▶ [EXERCISE BRIEF] Find all the lines with "faut" and gather them.

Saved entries
--- start ---

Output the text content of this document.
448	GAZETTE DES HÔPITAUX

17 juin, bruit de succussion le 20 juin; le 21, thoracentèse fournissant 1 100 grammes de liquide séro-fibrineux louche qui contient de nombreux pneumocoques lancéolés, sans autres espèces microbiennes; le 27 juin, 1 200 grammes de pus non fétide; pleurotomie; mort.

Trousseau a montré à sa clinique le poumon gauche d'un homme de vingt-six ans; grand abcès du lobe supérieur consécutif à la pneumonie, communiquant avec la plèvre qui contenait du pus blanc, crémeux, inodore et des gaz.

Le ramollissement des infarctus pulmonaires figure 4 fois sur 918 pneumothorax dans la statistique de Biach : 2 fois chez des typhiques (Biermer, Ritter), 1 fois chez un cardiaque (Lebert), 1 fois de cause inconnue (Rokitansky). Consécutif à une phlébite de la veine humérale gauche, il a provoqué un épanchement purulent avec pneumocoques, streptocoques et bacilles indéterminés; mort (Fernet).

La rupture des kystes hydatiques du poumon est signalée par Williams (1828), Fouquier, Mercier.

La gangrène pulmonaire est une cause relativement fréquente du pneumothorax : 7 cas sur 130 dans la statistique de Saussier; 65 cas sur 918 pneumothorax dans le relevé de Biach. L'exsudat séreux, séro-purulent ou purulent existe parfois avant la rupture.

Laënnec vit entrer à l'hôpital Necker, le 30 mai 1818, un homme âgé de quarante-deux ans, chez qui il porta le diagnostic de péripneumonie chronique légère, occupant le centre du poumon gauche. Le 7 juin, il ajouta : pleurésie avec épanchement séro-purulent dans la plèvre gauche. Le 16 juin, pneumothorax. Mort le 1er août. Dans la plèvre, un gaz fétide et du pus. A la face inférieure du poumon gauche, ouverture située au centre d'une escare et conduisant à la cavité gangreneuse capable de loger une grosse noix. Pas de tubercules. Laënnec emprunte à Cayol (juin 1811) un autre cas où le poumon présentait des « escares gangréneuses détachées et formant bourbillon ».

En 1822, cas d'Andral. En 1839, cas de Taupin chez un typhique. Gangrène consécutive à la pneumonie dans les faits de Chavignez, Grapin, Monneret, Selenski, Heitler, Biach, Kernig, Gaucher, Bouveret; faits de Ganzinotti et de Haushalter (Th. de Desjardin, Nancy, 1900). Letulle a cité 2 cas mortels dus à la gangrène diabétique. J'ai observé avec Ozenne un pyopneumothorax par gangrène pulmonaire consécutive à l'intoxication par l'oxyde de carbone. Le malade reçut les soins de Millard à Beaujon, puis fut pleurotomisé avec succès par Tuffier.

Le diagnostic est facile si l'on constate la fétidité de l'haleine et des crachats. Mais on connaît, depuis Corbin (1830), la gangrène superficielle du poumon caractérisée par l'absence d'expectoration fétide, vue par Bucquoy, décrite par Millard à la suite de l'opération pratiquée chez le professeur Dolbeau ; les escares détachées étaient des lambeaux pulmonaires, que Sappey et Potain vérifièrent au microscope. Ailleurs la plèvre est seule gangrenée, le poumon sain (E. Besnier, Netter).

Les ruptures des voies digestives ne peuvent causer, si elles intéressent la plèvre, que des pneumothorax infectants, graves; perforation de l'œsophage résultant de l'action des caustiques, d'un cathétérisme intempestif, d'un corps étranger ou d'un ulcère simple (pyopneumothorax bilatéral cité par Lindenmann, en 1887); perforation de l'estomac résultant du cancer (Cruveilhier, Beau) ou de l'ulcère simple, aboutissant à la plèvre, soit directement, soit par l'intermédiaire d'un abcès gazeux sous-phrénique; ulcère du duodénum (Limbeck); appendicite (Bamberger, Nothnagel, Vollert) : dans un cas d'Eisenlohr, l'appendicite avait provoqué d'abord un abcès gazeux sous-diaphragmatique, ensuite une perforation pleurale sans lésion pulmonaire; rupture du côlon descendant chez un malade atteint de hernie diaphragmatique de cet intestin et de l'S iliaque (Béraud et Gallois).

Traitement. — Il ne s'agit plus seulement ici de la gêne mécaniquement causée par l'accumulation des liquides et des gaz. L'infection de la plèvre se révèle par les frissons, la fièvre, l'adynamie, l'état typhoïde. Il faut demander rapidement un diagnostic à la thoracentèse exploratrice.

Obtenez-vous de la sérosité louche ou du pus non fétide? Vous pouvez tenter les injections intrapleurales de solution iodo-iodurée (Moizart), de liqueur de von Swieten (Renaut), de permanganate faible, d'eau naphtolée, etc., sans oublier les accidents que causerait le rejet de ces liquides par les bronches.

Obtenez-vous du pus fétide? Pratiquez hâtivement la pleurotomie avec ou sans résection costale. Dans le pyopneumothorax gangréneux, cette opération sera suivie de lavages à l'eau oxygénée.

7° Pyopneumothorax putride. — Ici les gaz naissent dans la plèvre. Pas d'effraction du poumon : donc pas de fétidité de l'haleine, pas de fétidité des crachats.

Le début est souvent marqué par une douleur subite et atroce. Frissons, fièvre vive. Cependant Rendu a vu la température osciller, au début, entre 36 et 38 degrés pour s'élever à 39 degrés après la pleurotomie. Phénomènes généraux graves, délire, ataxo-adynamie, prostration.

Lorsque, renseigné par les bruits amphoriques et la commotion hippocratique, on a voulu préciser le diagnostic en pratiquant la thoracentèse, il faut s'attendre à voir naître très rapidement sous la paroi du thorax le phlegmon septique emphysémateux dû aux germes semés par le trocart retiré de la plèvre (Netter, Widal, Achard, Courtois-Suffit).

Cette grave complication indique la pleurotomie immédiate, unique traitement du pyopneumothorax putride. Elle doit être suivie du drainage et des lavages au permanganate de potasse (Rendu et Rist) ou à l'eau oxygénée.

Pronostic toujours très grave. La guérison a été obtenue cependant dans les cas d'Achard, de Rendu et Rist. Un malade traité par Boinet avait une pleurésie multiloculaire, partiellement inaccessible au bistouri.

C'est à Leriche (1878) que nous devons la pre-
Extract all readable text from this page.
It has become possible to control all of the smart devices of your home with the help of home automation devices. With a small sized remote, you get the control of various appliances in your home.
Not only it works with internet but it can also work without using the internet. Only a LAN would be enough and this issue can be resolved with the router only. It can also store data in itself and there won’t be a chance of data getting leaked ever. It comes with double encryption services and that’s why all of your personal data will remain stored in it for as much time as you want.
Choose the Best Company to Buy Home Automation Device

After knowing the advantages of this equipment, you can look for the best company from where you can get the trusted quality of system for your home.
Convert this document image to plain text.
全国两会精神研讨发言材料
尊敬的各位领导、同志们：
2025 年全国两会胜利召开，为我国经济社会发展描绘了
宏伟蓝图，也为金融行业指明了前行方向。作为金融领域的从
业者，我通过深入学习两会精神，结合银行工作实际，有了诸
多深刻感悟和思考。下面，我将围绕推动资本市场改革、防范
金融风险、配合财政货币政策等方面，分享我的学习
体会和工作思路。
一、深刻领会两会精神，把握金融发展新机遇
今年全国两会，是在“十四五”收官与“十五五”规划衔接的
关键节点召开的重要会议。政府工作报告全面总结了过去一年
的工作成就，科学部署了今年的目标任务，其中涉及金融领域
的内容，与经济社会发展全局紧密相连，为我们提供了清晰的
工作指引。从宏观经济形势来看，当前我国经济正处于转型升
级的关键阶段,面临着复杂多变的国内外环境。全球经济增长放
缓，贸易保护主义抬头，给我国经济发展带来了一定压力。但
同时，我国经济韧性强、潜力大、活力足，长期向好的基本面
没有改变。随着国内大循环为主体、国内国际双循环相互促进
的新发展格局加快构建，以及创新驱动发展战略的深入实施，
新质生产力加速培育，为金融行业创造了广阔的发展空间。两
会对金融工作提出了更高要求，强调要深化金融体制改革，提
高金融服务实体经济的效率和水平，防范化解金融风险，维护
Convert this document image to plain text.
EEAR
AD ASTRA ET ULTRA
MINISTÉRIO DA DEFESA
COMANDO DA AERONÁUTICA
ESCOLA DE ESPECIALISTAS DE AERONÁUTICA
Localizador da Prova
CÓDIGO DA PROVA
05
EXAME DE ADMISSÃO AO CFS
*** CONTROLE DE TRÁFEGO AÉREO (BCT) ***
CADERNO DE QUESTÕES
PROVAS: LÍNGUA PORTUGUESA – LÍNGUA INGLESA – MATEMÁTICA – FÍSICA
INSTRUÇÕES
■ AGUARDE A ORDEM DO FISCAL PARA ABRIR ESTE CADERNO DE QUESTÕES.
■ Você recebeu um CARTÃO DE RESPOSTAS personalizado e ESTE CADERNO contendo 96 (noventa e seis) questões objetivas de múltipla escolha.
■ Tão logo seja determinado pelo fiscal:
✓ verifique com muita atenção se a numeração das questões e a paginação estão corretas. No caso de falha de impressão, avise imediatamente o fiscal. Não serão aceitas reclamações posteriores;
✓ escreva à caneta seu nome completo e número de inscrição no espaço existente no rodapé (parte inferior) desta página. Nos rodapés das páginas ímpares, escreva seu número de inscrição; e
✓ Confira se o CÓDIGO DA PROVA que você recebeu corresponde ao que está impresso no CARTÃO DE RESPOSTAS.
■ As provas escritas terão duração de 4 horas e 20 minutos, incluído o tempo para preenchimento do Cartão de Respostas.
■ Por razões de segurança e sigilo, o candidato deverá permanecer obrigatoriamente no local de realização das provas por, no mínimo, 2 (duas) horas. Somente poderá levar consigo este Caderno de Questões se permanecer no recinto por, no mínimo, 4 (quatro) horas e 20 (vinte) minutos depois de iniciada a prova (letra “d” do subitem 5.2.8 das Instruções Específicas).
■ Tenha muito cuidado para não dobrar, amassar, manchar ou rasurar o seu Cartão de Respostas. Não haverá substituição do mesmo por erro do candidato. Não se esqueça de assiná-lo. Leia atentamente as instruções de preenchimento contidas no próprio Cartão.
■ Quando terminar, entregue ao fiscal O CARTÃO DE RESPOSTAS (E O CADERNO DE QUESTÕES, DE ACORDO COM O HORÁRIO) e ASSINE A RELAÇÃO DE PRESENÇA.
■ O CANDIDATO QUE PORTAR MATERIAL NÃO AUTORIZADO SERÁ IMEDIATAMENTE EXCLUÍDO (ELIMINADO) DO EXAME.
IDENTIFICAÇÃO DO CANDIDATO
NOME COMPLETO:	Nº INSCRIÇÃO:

--- end ---

▶ [SOLUTION TO THIS PROBLEM]
Traitement. — Il ne s'agit plus seulement ici de la gêne mécaniquement causée par l'accumulation des liquides et des gaz. L'infection de la plèvre se révèle par les frissons, la fièvre, l'adynamie, l'état typhoïde. Il faut demander rapidement un diagnostic à la thoracentèse exploratrice.
Lorsque, renseigné par les bruits amphoriques et la commotion hippocratique, on a voulu préciser le diagnostic en pratiquant la thoracentèse, il faut s'attendre à voir naître très rapidement sous la paroi du thorax le phlegmon septique emphysémateux dû aux germes semés par le trocart retiré de la plèvre (Netter, Widal, Achard, Courtois-Suffit).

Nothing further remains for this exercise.